What is expected ▸
Your answer should be a single number: how many lines in the data below hold the string "comparison".

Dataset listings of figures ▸
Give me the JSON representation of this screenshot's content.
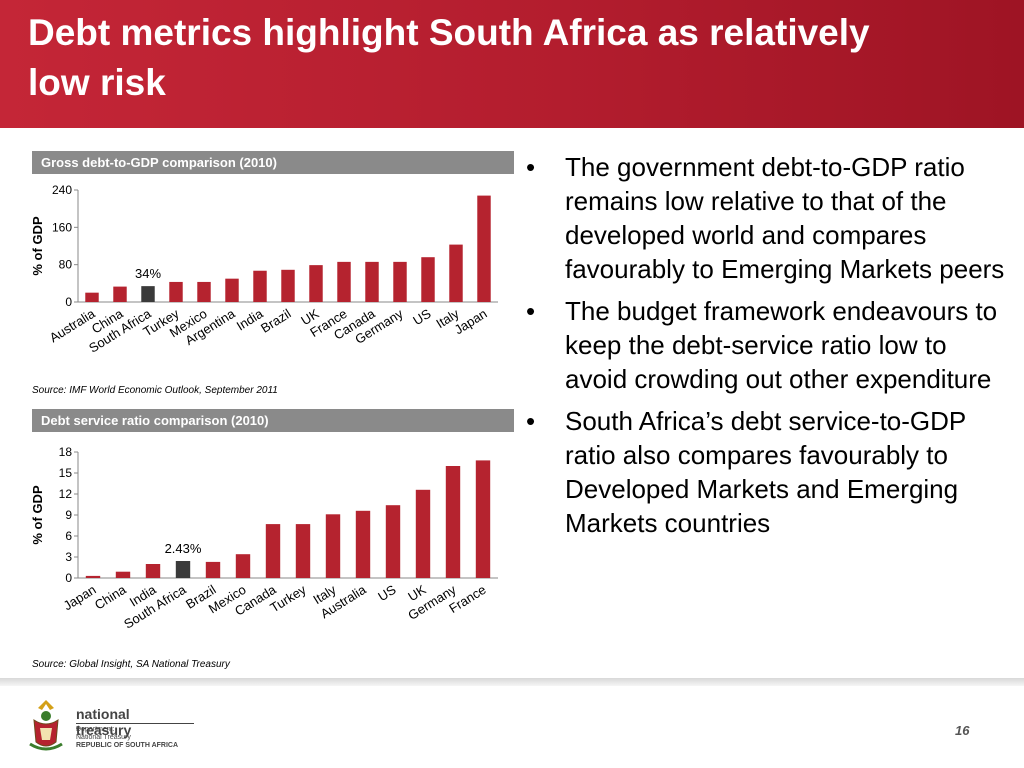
{
  "slide": {
    "title": "Debt metrics highlight South Africa as relatively low risk",
    "page_number": "16"
  },
  "bullets": [
    "The government debt-to-GDP ratio remains low relative to that of the developed world and compares favourably to Emerging Markets peers",
    "The budget framework endeavours to keep the debt-service ratio low to avoid crowding out other expenditure",
    "South Africa’s debt service-to-GDP ratio also compares favourably to Developed Markets and Emerging Markets countries"
  ],
  "footer": {
    "logo_name": "national treasury",
    "logo_sub1": "Department:",
    "logo_sub2": "National Treasury",
    "logo_sub3": "REPUBLIC OF SOUTH AFRICA"
  },
  "colors": {
    "bar": "#b5232f",
    "highlight": "#3a3a3a",
    "header": "#b31d2e"
  },
  "chart_data": [
    {
      "type": "bar",
      "title": "Gross debt-to-GDP comparison (2010)",
      "ylabel": "% of GDP",
      "xlabel": "",
      "ylim": [
        0,
        240
      ],
      "yticks": [
        0,
        80,
        160,
        240
      ],
      "categories": [
        "Australia",
        "China",
        "South Africa",
        "Turkey",
        "Mexico",
        "Argentina",
        "India",
        "Brazil",
        "UK",
        "France",
        "Canada",
        "Germany",
        "US",
        "Italy",
        "Japan"
      ],
      "values": [
        20,
        33,
        34,
        43,
        43,
        50,
        67,
        69,
        79,
        86,
        86,
        86,
        96,
        123,
        228
      ],
      "highlight": "South Africa",
      "annotation": "34%",
      "source": "Source: IMF World Economic Outlook, September 2011",
      "grid": false
    },
    {
      "type": "bar",
      "title": "Debt service ratio comparison (2010)",
      "ylabel": "% of GDP",
      "xlabel": "",
      "ylim": [
        0,
        18
      ],
      "yticks": [
        0,
        3,
        6,
        9,
        12,
        15,
        18
      ],
      "categories": [
        "Japan",
        "China",
        "India",
        "South Africa",
        "Brazil",
        "Mexico",
        "Canada",
        "Turkey",
        "Italy",
        "Australia",
        "US",
        "UK",
        "Germany",
        "France"
      ],
      "values": [
        0.3,
        0.9,
        2.0,
        2.43,
        2.3,
        3.4,
        7.7,
        7.7,
        9.1,
        9.6,
        10.4,
        12.6,
        16.0,
        16.8
      ],
      "highlight": "South Africa",
      "annotation": "2.43%",
      "source": "Source: Global Insight, SA National Treasury",
      "grid": false
    }
  ]
}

Response to this task ▸
2